Copy out all lines in the data below containing the string "occupancy".

begin PROVIDED INFORMATION

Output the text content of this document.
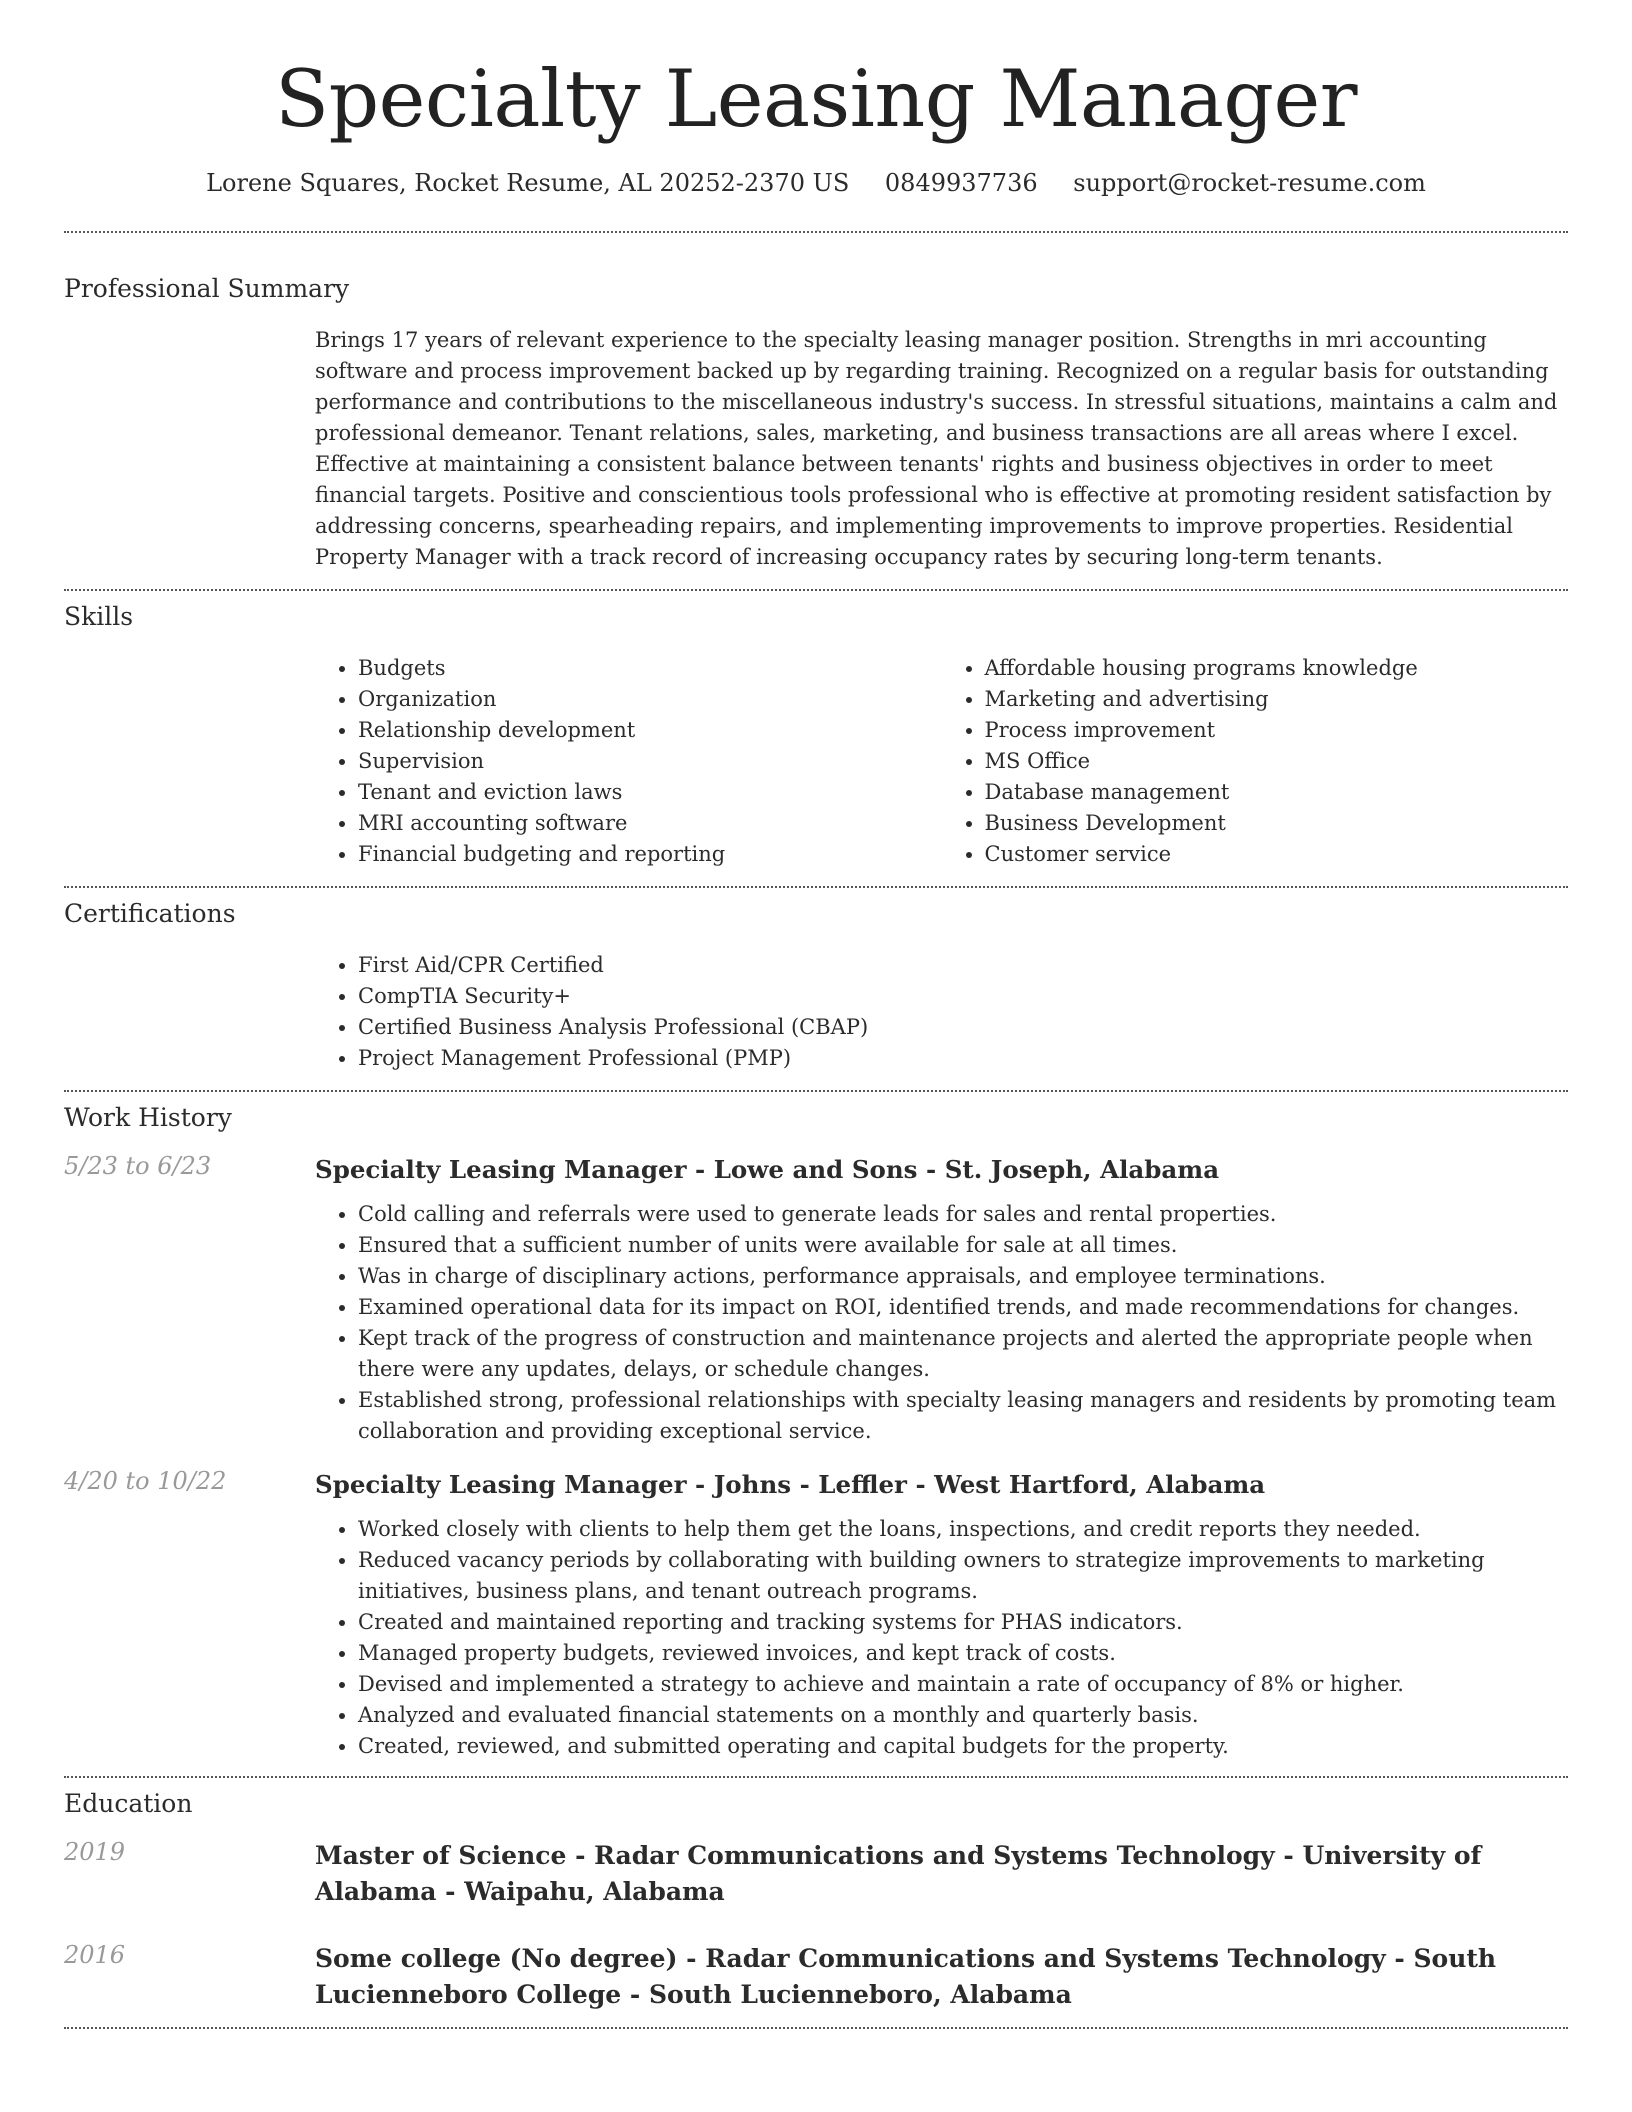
Specialty Leasing Manager
Lorene Squares, Rocket Resume, AL 20252-2370 US 0849937736 support@rocket-resume.com
Professional Summary

Brings 17 years of relevant experience to the specialty leasing manager position. Strengths in mri accounting software and process improvement backed up by regarding training. Recognized on a regular basis for outstanding performance and contributions to the miscellaneous industry's success. In stressful situations, maintains a calm and professional demeanor. Tenant relations, sales, marketing, and business transactions are all areas where I excel. Effective at maintaining a consistent balance between tenants' rights and business objectives in order to meet financial targets. Positive and conscientious tools professional who is effective at promoting resident satisfaction by addressing concerns, spearheading repairs, and implementing improvements to improve properties. Residential Property Manager with a track record of increasing occupancy rates by securing long-term tenants.

Skills
• Budgets
• Organization
• Relationship development
• Supervision
• Tenant and eviction laws
• MRI accounting software
• Financial budgeting and reporting
• Affordable housing programs knowledge
• Marketing and advertising
• Process improvement
• MS Office
• Database management
• Business Development
• Customer service
Certifications
• First Aid/CPR Certified
• CompTIA Security+
• Certified Business Analysis Professional (CBAP)
• Project Management Professional (PMP)
Work History
5/23 to 6/23	Specialty Leasing Manager - Lowe and Sons - St. Joseph, Alabama
• Cold calling and referrals were used to generate leads for sales and rental properties.
• Ensured that a sufficient number of units were available for sale at all times.
• Was in charge of disciplinary actions, performance appraisals, and employee terminations.
• Examined operational data for its impact on ROI, identified trends, and made recommendations for changes.
• Kept track of the progress of construction and maintenance projects and alerted the appropriate people when there were any updates, delays, or schedule changes.
• Established strong, professional relationships with specialty leasing managers and residents by promoting team collaboration and providing exceptional service.
4/20 to 10/22	Specialty Leasing Manager - Johns - Leffler - West Hartford, Alabama
• Worked closely with clients to help them get the loans, inspections, and credit reports they needed.
• Reduced vacancy periods by collaborating with building owners to strategize improvements to marketing initiatives, business plans, and tenant outreach programs.
• Created and maintained reporting and tracking systems for PHAS indicators.
• Managed property budgets, reviewed invoices, and kept track of costs.
• Devised and implemented a strategy to achieve and maintain a rate of occupancy of 8% or higher.
• Analyzed and evaluated financial statements on a monthly and quarterly basis.
• Created, reviewed, and submitted operating and capital budgets for the property.
Education
2019	Master of Science - Radar Communications and Systems Technology - University of Alabama - Waipahu, Alabama
2016	Some college (No degree) - Radar Communications and Systems Technology - South Lucienneboro College - South Lucienneboro, Alabama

end PROVIDED INFORMATION

## EXPECTED OUTPUT:
Brings 17 years of relevant experience to the specialty leasing manager position. Strengths in mri accounting software and process improvement backed up by regarding training. Recognized on a regular basis for outstanding performance and contributions to the miscellaneous industry's success. In stressful situations, maintains a calm and professional demeanor. Tenant relations, sales, marketing, and business transactions are all areas where I excel. Effective at maintaining a consistent balance between tenants' rights and business objectives in order to meet financial targets. Positive and conscientious tools professional who is effective at promoting resident satisfaction by addressing concerns, spearheading repairs, and implementing improvements to improve properties. Residential Property Manager with a track record of increasing occupancy rates by securing long-term tenants.
• Devised and implemented a strategy to achieve and maintain a rate of occupancy of 8% or higher.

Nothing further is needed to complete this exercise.